***** Record extracts *****
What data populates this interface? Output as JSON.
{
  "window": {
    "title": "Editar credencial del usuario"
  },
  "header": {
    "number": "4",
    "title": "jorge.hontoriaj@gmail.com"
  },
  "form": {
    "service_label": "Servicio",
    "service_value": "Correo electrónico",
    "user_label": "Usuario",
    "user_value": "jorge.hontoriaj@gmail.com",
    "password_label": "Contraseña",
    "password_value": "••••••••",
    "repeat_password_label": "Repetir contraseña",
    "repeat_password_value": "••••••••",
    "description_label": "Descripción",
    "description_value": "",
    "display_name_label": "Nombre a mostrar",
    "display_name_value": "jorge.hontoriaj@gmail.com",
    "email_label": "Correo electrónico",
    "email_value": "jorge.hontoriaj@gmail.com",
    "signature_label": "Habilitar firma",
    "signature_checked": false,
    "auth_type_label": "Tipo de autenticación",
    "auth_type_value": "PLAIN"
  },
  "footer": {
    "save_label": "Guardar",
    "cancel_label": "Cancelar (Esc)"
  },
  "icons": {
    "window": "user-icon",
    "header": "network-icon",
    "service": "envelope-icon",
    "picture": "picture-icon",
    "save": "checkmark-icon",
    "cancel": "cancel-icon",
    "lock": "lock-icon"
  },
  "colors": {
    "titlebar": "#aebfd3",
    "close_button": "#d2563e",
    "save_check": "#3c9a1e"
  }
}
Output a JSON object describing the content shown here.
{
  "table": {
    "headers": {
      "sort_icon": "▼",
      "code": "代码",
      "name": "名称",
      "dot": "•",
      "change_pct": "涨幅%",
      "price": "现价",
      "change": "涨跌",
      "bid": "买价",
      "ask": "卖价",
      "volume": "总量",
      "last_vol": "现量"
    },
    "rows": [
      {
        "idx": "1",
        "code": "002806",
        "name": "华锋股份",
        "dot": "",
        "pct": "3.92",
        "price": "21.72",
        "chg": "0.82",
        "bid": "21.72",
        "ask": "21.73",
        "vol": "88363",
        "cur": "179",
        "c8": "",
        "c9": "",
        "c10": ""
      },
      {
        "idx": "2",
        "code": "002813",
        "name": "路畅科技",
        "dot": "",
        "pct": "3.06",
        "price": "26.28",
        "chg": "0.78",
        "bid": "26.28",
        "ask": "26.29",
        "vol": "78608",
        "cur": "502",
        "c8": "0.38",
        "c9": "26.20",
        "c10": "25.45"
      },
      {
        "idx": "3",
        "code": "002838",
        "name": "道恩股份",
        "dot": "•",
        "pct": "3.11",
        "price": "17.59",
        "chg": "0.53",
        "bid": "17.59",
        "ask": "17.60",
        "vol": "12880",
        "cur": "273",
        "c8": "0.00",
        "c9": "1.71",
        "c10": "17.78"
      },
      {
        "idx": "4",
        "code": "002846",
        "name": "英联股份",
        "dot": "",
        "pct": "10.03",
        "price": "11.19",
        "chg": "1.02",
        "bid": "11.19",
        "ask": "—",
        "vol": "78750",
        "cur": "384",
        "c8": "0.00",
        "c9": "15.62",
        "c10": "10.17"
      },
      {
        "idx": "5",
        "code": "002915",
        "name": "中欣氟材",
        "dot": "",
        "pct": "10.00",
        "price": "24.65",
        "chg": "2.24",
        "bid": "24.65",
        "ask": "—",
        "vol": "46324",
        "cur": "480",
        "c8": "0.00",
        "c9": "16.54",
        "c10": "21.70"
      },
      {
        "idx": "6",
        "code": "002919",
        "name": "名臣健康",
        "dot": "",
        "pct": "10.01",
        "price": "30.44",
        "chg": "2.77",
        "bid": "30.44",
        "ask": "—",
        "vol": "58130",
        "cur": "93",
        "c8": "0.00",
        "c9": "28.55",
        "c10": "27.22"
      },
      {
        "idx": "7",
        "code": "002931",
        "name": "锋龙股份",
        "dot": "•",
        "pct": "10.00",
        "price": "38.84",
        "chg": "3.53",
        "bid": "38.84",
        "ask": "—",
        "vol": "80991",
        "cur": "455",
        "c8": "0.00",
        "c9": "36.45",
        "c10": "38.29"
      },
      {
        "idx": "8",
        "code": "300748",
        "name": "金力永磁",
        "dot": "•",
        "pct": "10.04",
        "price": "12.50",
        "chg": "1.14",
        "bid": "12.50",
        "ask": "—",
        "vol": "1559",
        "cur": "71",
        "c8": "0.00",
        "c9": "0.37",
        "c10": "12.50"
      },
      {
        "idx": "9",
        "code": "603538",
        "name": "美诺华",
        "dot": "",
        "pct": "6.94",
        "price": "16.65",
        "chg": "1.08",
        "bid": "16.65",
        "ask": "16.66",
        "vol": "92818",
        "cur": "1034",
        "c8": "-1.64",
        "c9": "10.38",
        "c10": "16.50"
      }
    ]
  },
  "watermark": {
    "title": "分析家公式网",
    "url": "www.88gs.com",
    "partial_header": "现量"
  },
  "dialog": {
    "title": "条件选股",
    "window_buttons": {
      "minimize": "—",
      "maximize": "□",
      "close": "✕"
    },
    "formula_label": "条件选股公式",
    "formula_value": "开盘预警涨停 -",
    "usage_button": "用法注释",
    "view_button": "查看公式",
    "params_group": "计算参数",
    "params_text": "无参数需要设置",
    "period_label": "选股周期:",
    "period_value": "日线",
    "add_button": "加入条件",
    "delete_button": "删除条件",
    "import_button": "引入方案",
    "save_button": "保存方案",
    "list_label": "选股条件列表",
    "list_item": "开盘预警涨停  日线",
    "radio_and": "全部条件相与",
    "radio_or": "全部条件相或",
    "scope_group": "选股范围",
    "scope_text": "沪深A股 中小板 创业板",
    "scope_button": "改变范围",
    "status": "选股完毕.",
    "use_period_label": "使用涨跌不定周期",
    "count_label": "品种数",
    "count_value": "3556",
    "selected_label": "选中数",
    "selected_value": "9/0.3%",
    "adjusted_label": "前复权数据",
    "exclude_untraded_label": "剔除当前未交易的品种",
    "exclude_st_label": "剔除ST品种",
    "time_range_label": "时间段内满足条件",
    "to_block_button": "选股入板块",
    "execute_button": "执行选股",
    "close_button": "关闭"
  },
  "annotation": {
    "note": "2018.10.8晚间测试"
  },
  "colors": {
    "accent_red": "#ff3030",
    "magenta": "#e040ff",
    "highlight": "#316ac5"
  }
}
*****
Scan the listing above for the word "Correo" and show each line where it is found.

    "service_value": "Correo electrónico",
    "email_label": "Correo electrónico",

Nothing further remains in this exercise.